**Given problem**
Present the following entries again, word for word and in full.

**The records**
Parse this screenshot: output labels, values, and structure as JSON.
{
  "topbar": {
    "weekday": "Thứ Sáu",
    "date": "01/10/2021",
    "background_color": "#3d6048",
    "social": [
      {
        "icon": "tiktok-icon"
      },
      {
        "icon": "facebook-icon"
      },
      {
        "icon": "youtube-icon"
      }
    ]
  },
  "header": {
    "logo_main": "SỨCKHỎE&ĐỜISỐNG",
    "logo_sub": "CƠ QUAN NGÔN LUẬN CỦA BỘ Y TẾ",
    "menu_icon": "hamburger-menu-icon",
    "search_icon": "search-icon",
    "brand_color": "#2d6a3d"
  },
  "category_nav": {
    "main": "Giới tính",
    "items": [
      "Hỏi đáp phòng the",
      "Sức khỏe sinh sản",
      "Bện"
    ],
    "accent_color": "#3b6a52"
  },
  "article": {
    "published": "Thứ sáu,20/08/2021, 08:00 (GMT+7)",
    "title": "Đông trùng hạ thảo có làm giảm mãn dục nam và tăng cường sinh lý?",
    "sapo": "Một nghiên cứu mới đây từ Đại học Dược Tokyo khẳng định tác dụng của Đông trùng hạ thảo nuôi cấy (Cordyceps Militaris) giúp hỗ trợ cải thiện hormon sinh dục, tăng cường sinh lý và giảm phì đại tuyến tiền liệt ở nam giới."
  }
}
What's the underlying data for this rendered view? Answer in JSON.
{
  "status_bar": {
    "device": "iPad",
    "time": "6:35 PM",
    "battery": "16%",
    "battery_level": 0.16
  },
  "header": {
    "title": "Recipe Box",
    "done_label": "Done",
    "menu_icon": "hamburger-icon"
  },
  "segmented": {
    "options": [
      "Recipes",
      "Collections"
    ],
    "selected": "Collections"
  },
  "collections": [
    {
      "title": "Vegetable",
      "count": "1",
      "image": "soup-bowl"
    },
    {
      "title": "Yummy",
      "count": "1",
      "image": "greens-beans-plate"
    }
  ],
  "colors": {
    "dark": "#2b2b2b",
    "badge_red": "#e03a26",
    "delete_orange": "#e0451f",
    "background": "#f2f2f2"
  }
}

**Exercise solution**
Parse this screenshot: output labels, values, and structure as JSON.
{
  "topbar": {
    "weekday": "Thứ Sáu",
    "date": "01/10/2021",
    "background_color": "#3d6048",
    "social": [
      {
        "icon": "tiktok-icon"
      },
      {
        "icon": "facebook-icon"
      },
      {
        "icon": "youtube-icon"
      }
    ]
  },
  "header": {
    "logo_main": "SỨCKHỎE&ĐỜISỐNG",
    "logo_sub": "CƠ QUAN NGÔN LUẬN CỦA BỘ Y TẾ",
    "menu_icon": "hamburger-menu-icon",
    "search_icon": "search-icon",
    "brand_color": "#2d6a3d"
  },
  "category_nav": {
    "main": "Giới tính",
    "items": [
      "Hỏi đáp phòng the",
      "Sức khỏe sinh sản",
      "Bện"
    ],
    "accent_color": "#3b6a52"
  },
  "article": {
    "published": "Thứ sáu,20/08/2021, 08:00 (GMT+7)",
    "title": "Đông trùng hạ thảo có làm giảm mãn dục nam và tăng cường sinh lý?",
    "sapo": "Một nghiên cứu mới đây từ Đại học Dược Tokyo khẳng định tác dụng của Đông trùng hạ thảo nuôi cấy (Cordyceps Militaris) giúp hỗ trợ cải thiện hormon sinh dục, tăng cường sinh lý và giảm phì đại tuyến tiền liệt ở nam giới."
  }
}
What's the underlying data for this rendered view? Answer in JSON.
{
  "status_bar": {
    "device": "iPad",
    "time": "6:35 PM",
    "battery": "16%",
    "battery_level": 0.16
  },
  "header": {
    "title": "Recipe Box",
    "done_label": "Done",
    "menu_icon": "hamburger-icon"
  },
  "segmented": {
    "options": [
      "Recipes",
      "Collections"
    ],
    "selected": "Collections"
  },
  "collections": [
    {
      "title": "Vegetable",
      "count": "1",
      "image": "soup-bowl"
    },
    {
      "title": "Yummy",
      "count": "1",
      "image": "greens-beans-plate"
    }
  ],
  "colors": {
    "dark": "#2b2b2b",
    "badge_red": "#e03a26",
    "delete_orange": "#e0451f",
    "background": "#f2f2f2"
  }
}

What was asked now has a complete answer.